*AIM*
Every line of the listing must be reproduced as it stands. Leave the images behind.

*INFORMATION GIVEN*

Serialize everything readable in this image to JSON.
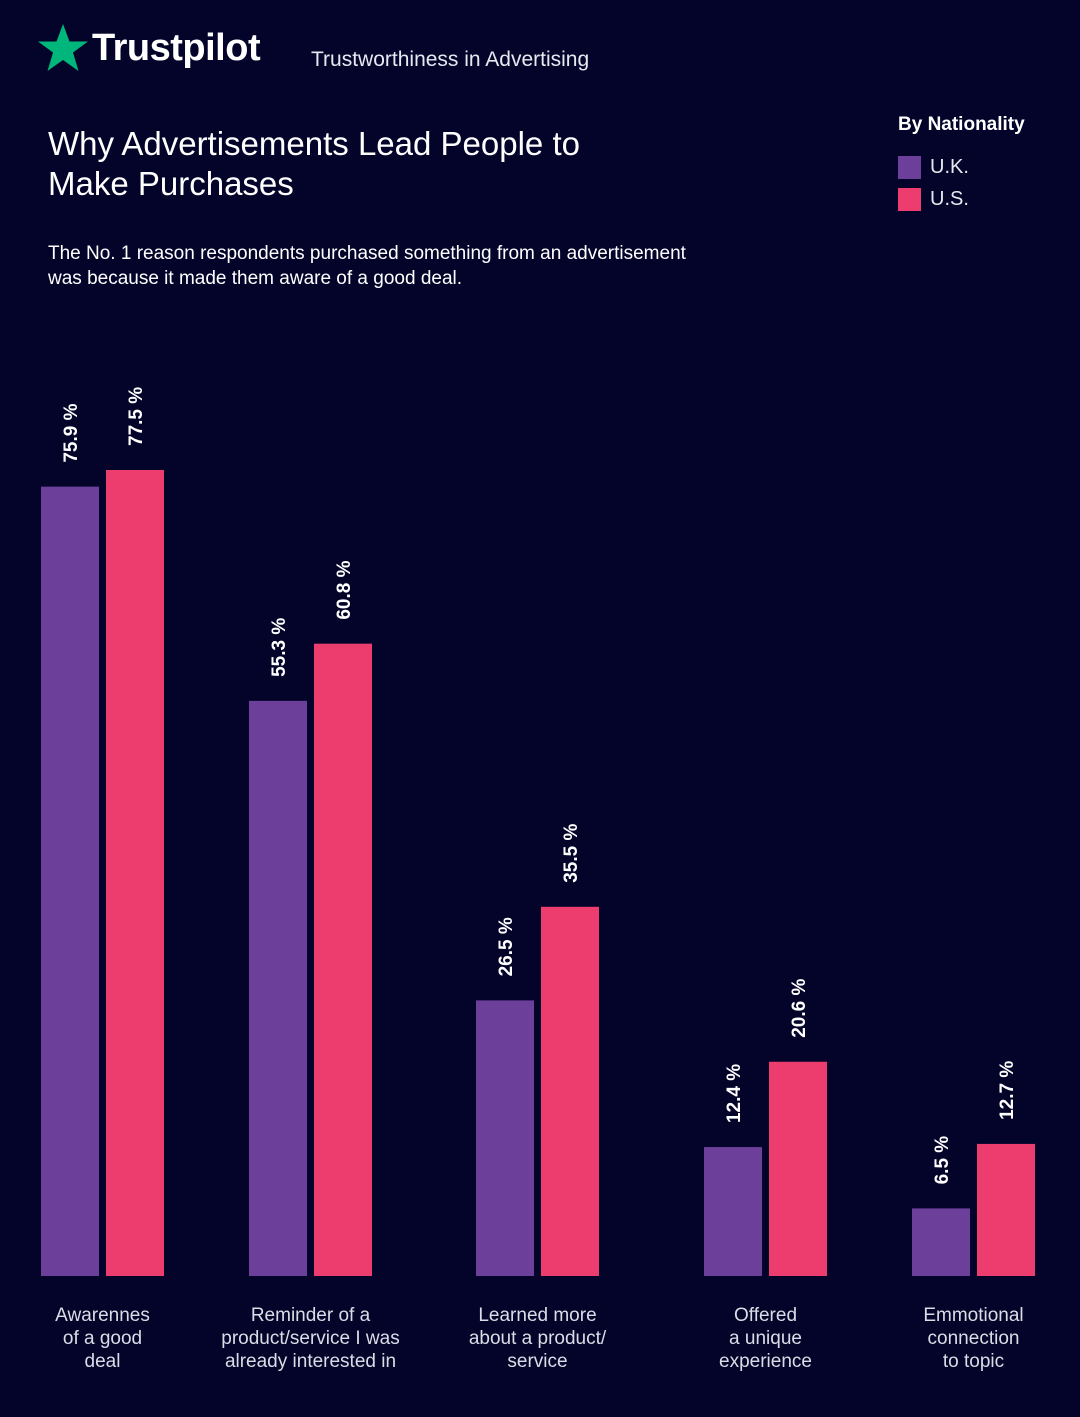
{
  "header": {
    "brand": "Trustpilot",
    "tagline": "Trustworthiness in Advertising"
  },
  "title": "Why Advertisements Lead People to Make Purchases",
  "subtitle": "The No. 1 reason respondents purchased something from an advertisement was because it made them aware of a good deal.",
  "colors": {
    "background": "#04042b",
    "uk": "#6b3f9a",
    "us": "#ec3d6e",
    "star": "#00b67a"
  },
  "legend": {
    "title": "By Nationality",
    "items": [
      {
        "label": "U.K.",
        "color": "#6b3f9a"
      },
      {
        "label": "U.S.",
        "color": "#ec3d6e"
      }
    ]
  },
  "chart_data": {
    "type": "bar",
    "categories": [
      "Awarennes\nof a good\ndeal",
      "Reminder of a\nproduct/service I was\nalready interested in",
      "Learned more\nabout a product/\nservice",
      "Offered\na unique\nexperience",
      "Emmotional\nconnection\nto topic"
    ],
    "series": [
      {
        "name": "U.K.",
        "values": [
          75.9,
          55.3,
          26.5,
          12.4,
          6.5
        ],
        "labels": [
          "75.9 %",
          "55.3 %",
          "26.5 %",
          "12.4 %",
          "6.5 %"
        ]
      },
      {
        "name": "U.S.",
        "values": [
          77.5,
          60.8,
          35.5,
          20.6,
          12.7
        ],
        "labels": [
          "77.5 %",
          "60.8 %",
          "35.5 %",
          "20.6 %",
          "12.7 %"
        ]
      }
    ],
    "grid": false,
    "legend_position": "top-right"
  }
}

*WRITTEN ANSWER*
Serialize everything readable in this image to JSON.
{
  "header": {
    "brand": "Trustpilot",
    "tagline": "Trustworthiness in Advertising"
  },
  "title": "Why Advertisements Lead People to Make Purchases",
  "subtitle": "The No. 1 reason respondents purchased something from an advertisement was because it made them aware of a good deal.",
  "colors": {
    "background": "#04042b",
    "uk": "#6b3f9a",
    "us": "#ec3d6e",
    "star": "#00b67a"
  },
  "legend": {
    "title": "By Nationality",
    "items": [
      {
        "label": "U.K.",
        "color": "#6b3f9a"
      },
      {
        "label": "U.S.",
        "color": "#ec3d6e"
      }
    ]
  },
  "chart_data": {
    "type": "bar",
    "categories": [
      "Awarennes\nof a good\ndeal",
      "Reminder of a\nproduct/service I was\nalready interested in",
      "Learned more\nabout a product/\nservice",
      "Offered\na unique\nexperience",
      "Emmotional\nconnection\nto topic"
    ],
    "series": [
      {
        "name": "U.K.",
        "values": [
          75.9,
          55.3,
          26.5,
          12.4,
          6.5
        ],
        "labels": [
          "75.9 %",
          "55.3 %",
          "26.5 %",
          "12.4 %",
          "6.5 %"
        ]
      },
      {
        "name": "U.S.",
        "values": [
          77.5,
          60.8,
          35.5,
          20.6,
          12.7
        ],
        "labels": [
          "77.5 %",
          "60.8 %",
          "35.5 %",
          "20.6 %",
          "12.7 %"
        ]
      }
    ],
    "grid": false,
    "legend_position": "top-right"
  }
}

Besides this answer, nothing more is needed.